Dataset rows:
------------------------------------------------------------------------
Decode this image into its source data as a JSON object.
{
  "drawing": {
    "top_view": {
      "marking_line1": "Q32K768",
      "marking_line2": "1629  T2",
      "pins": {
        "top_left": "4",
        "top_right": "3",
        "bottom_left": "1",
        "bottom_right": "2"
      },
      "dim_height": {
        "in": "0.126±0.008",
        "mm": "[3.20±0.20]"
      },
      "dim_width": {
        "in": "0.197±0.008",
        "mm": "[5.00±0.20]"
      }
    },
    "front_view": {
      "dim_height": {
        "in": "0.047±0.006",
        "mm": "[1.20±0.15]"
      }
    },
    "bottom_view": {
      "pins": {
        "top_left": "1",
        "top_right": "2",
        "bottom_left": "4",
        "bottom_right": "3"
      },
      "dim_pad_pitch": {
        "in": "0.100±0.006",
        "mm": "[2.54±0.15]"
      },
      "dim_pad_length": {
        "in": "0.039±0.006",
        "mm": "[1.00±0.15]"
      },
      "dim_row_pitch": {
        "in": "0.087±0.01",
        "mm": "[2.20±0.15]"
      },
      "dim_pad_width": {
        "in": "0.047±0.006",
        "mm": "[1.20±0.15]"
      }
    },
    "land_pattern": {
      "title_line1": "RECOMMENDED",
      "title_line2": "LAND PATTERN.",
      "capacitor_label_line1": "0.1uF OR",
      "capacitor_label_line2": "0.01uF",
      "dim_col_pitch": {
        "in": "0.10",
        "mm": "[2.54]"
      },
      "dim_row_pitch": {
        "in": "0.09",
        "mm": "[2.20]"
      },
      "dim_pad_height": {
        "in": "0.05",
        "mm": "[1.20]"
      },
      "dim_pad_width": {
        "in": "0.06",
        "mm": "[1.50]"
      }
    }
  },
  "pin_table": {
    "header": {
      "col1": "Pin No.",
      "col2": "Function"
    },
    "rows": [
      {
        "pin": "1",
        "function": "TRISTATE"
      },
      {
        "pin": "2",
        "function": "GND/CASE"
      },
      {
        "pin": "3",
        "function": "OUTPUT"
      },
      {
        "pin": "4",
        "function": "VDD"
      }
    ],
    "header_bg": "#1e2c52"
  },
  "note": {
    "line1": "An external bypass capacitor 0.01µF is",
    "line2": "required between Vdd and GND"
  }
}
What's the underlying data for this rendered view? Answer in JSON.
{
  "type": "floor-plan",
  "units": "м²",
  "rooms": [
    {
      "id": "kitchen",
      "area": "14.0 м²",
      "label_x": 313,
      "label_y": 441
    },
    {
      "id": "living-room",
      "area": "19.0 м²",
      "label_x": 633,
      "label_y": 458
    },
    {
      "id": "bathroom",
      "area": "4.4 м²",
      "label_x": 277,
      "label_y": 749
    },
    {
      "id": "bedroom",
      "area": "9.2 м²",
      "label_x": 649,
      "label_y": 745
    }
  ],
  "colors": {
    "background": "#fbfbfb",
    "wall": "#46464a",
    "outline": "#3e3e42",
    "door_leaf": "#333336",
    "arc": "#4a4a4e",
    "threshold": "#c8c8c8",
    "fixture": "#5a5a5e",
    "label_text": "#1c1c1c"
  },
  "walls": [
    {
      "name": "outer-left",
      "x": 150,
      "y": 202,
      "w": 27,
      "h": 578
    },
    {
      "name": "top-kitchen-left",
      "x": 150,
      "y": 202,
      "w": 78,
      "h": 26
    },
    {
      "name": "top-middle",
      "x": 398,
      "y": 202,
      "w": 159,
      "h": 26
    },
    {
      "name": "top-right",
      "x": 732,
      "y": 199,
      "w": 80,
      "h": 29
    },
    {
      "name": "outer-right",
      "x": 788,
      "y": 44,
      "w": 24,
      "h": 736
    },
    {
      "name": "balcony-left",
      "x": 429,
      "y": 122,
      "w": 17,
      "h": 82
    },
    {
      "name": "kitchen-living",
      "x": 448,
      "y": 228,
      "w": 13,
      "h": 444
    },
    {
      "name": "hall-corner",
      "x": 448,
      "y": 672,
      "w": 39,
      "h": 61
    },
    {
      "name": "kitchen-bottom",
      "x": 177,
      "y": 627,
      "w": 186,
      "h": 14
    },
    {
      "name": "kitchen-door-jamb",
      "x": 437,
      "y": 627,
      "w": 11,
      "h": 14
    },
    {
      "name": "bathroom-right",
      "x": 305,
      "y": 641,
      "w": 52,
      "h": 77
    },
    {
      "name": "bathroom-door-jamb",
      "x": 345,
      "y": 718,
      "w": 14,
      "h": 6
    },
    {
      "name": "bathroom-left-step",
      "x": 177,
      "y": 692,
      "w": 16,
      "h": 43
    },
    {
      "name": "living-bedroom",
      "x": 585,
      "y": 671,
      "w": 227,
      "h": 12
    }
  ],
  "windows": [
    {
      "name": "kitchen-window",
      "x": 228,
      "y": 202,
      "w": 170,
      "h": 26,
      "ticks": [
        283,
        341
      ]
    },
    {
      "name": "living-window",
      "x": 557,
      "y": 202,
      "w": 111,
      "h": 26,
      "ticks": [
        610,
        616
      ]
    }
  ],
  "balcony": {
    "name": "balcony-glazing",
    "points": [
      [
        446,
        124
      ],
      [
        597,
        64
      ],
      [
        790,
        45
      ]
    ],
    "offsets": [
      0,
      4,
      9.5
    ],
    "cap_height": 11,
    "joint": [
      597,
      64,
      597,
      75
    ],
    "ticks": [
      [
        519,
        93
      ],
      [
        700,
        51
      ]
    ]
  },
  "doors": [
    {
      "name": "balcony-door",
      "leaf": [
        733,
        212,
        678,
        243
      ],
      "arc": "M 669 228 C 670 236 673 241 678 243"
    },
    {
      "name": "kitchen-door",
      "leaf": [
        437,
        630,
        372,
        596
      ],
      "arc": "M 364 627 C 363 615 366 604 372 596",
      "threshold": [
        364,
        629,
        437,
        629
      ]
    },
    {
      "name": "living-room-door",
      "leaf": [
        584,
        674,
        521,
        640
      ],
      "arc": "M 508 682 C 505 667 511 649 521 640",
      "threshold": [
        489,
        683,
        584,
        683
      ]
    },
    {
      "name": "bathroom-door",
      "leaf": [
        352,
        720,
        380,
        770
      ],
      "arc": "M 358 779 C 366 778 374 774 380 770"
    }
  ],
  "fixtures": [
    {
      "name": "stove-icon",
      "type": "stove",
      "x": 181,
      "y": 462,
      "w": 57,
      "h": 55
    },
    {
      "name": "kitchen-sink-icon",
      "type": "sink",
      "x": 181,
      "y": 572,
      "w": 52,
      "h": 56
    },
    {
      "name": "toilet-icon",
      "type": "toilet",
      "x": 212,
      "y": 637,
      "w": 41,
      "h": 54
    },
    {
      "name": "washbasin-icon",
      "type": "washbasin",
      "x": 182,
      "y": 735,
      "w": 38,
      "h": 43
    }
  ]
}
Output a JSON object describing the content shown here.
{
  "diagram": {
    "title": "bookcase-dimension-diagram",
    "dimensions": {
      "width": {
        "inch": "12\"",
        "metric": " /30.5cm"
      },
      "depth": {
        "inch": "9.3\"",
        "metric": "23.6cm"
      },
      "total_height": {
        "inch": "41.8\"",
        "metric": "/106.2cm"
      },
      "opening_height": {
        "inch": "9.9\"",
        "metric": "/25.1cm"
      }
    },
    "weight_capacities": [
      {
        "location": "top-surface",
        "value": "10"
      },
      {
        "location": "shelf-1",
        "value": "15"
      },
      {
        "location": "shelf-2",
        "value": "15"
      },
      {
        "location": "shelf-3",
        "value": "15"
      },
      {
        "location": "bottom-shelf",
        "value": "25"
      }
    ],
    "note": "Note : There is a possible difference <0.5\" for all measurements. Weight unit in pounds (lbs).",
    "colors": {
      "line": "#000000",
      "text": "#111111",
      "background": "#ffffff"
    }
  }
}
------------------------------------------------------------------------
Challenge: Copy all data exactly, start to finish.

Finished task:
Decode this image into its source data as a JSON object.
{
  "drawing": {
    "top_view": {
      "marking_line1": "Q32K768",
      "marking_line2": "1629  T2",
      "pins": {
        "top_left": "4",
        "top_right": "3",
        "bottom_left": "1",
        "bottom_right": "2"
      },
      "dim_height": {
        "in": "0.126±0.008",
        "mm": "[3.20±0.20]"
      },
      "dim_width": {
        "in": "0.197±0.008",
        "mm": "[5.00±0.20]"
      }
    },
    "front_view": {
      "dim_height": {
        "in": "0.047±0.006",
        "mm": "[1.20±0.15]"
      }
    },
    "bottom_view": {
      "pins": {
        "top_left": "1",
        "top_right": "2",
        "bottom_left": "4",
        "bottom_right": "3"
      },
      "dim_pad_pitch": {
        "in": "0.100±0.006",
        "mm": "[2.54±0.15]"
      },
      "dim_pad_length": {
        "in": "0.039±0.006",
        "mm": "[1.00±0.15]"
      },
      "dim_row_pitch": {
        "in": "0.087±0.01",
        "mm": "[2.20±0.15]"
      },
      "dim_pad_width": {
        "in": "0.047±0.006",
        "mm": "[1.20±0.15]"
      }
    },
    "land_pattern": {
      "title_line1": "RECOMMENDED",
      "title_line2": "LAND PATTERN.",
      "capacitor_label_line1": "0.1uF OR",
      "capacitor_label_line2": "0.01uF",
      "dim_col_pitch": {
        "in": "0.10",
        "mm": "[2.54]"
      },
      "dim_row_pitch": {
        "in": "0.09",
        "mm": "[2.20]"
      },
      "dim_pad_height": {
        "in": "0.05",
        "mm": "[1.20]"
      },
      "dim_pad_width": {
        "in": "0.06",
        "mm": "[1.50]"
      }
    }
  },
  "pin_table": {
    "header": {
      "col1": "Pin No.",
      "col2": "Function"
    },
    "rows": [
      {
        "pin": "1",
        "function": "TRISTATE"
      },
      {
        "pin": "2",
        "function": "GND/CASE"
      },
      {
        "pin": "3",
        "function": "OUTPUT"
      },
      {
        "pin": "4",
        "function": "VDD"
      }
    ],
    "header_bg": "#1e2c52"
  },
  "note": {
    "line1": "An external bypass capacitor 0.01µF is",
    "line2": "required between Vdd and GND"
  }
}
What's the underlying data for this rendered view? Answer in JSON.
{
  "type": "floor-plan",
  "units": "м²",
  "rooms": [
    {
      "id": "kitchen",
      "area": "14.0 м²",
      "label_x": 313,
      "label_y": 441
    },
    {
      "id": "living-room",
      "area": "19.0 м²",
      "label_x": 633,
      "label_y": 458
    },
    {
      "id": "bathroom",
      "area": "4.4 м²",
      "label_x": 277,
      "label_y": 749
    },
    {
      "id": "bedroom",
      "area": "9.2 м²",
      "label_x": 649,
      "label_y": 745
    }
  ],
  "colors": {
    "background": "#fbfbfb",
    "wall": "#46464a",
    "outline": "#3e3e42",
    "door_leaf": "#333336",
    "arc": "#4a4a4e",
    "threshold": "#c8c8c8",
    "fixture": "#5a5a5e",
    "label_text": "#1c1c1c"
  },
  "walls": [
    {
      "name": "outer-left",
      "x": 150,
      "y": 202,
      "w": 27,
      "h": 578
    },
    {
      "name": "top-kitchen-left",
      "x": 150,
      "y": 202,
      "w": 78,
      "h": 26
    },
    {
      "name": "top-middle",
      "x": 398,
      "y": 202,
      "w": 159,
      "h": 26
    },
    {
      "name": "top-right",
      "x": 732,
      "y": 199,
      "w": 80,
      "h": 29
    },
    {
      "name": "outer-right",
      "x": 788,
      "y": 44,
      "w": 24,
      "h": 736
    },
    {
      "name": "balcony-left",
      "x": 429,
      "y": 122,
      "w": 17,
      "h": 82
    },
    {
      "name": "kitchen-living",
      "x": 448,
      "y": 228,
      "w": 13,
      "h": 444
    },
    {
      "name": "hall-corner",
      "x": 448,
      "y": 672,
      "w": 39,
      "h": 61
    },
    {
      "name": "kitchen-bottom",
      "x": 177,
      "y": 627,
      "w": 186,
      "h": 14
    },
    {
      "name": "kitchen-door-jamb",
      "x": 437,
      "y": 627,
      "w": 11,
      "h": 14
    },
    {
      "name": "bathroom-right",
      "x": 305,
      "y": 641,
      "w": 52,
      "h": 77
    },
    {
      "name": "bathroom-door-jamb",
      "x": 345,
      "y": 718,
      "w": 14,
      "h": 6
    },
    {
      "name": "bathroom-left-step",
      "x": 177,
      "y": 692,
      "w": 16,
      "h": 43
    },
    {
      "name": "living-bedroom",
      "x": 585,
      "y": 671,
      "w": 227,
      "h": 12
    }
  ],
  "windows": [
    {
      "name": "kitchen-window",
      "x": 228,
      "y": 202,
      "w": 170,
      "h": 26,
      "ticks": [
        283,
        341
      ]
    },
    {
      "name": "living-window",
      "x": 557,
      "y": 202,
      "w": 111,
      "h": 26,
      "ticks": [
        610,
        616
      ]
    }
  ],
  "balcony": {
    "name": "balcony-glazing",
    "points": [
      [
        446,
        124
      ],
      [
        597,
        64
      ],
      [
        790,
        45
      ]
    ],
    "offsets": [
      0,
      4,
      9.5
    ],
    "cap_height": 11,
    "joint": [
      597,
      64,
      597,
      75
    ],
    "ticks": [
      [
        519,
        93
      ],
      [
        700,
        51
      ]
    ]
  },
  "doors": [
    {
      "name": "balcony-door",
      "leaf": [
        733,
        212,
        678,
        243
      ],
      "arc": "M 669 228 C 670 236 673 241 678 243"
    },
    {
      "name": "kitchen-door",
      "leaf": [
        437,
        630,
        372,
        596
      ],
      "arc": "M 364 627 C 363 615 366 604 372 596",
      "threshold": [
        364,
        629,
        437,
        629
      ]
    },
    {
      "name": "living-room-door",
      "leaf": [
        584,
        674,
        521,
        640
      ],
      "arc": "M 508 682 C 505 667 511 649 521 640",
      "threshold": [
        489,
        683,
        584,
        683
      ]
    },
    {
      "name": "bathroom-door",
      "leaf": [
        352,
        720,
        380,
        770
      ],
      "arc": "M 358 779 C 366 778 374 774 380 770"
    }
  ],
  "fixtures": [
    {
      "name": "stove-icon",
      "type": "stove",
      "x": 181,
      "y": 462,
      "w": 57,
      "h": 55
    },
    {
      "name": "kitchen-sink-icon",
      "type": "sink",
      "x": 181,
      "y": 572,
      "w": 52,
      "h": 56
    },
    {
      "name": "toilet-icon",
      "type": "toilet",
      "x": 212,
      "y": 637,
      "w": 41,
      "h": 54
    },
    {
      "name": "washbasin-icon",
      "type": "washbasin",
      "x": 182,
      "y": 735,
      "w": 38,
      "h": 43
    }
  ]
}
Output a JSON object describing the content shown here.
{
  "diagram": {
    "title": "bookcase-dimension-diagram",
    "dimensions": {
      "width": {
        "inch": "12\"",
        "metric": " /30.5cm"
      },
      "depth": {
        "inch": "9.3\"",
        "metric": "23.6cm"
      },
      "total_height": {
        "inch": "41.8\"",
        "metric": "/106.2cm"
      },
      "opening_height": {
        "inch": "9.9\"",
        "metric": "/25.1cm"
      }
    },
    "weight_capacities": [
      {
        "location": "top-surface",
        "value": "10"
      },
      {
        "location": "shelf-1",
        "value": "15"
      },
      {
        "location": "shelf-2",
        "value": "15"
      },
      {
        "location": "shelf-3",
        "value": "15"
      },
      {
        "location": "bottom-shelf",
        "value": "25"
      }
    ],
    "note": "Note : There is a possible difference <0.5\" for all measurements. Weight unit in pounds (lbs).",
    "colors": {
      "line": "#000000",
      "text": "#111111",
      "background": "#ffffff"
    }
  }
}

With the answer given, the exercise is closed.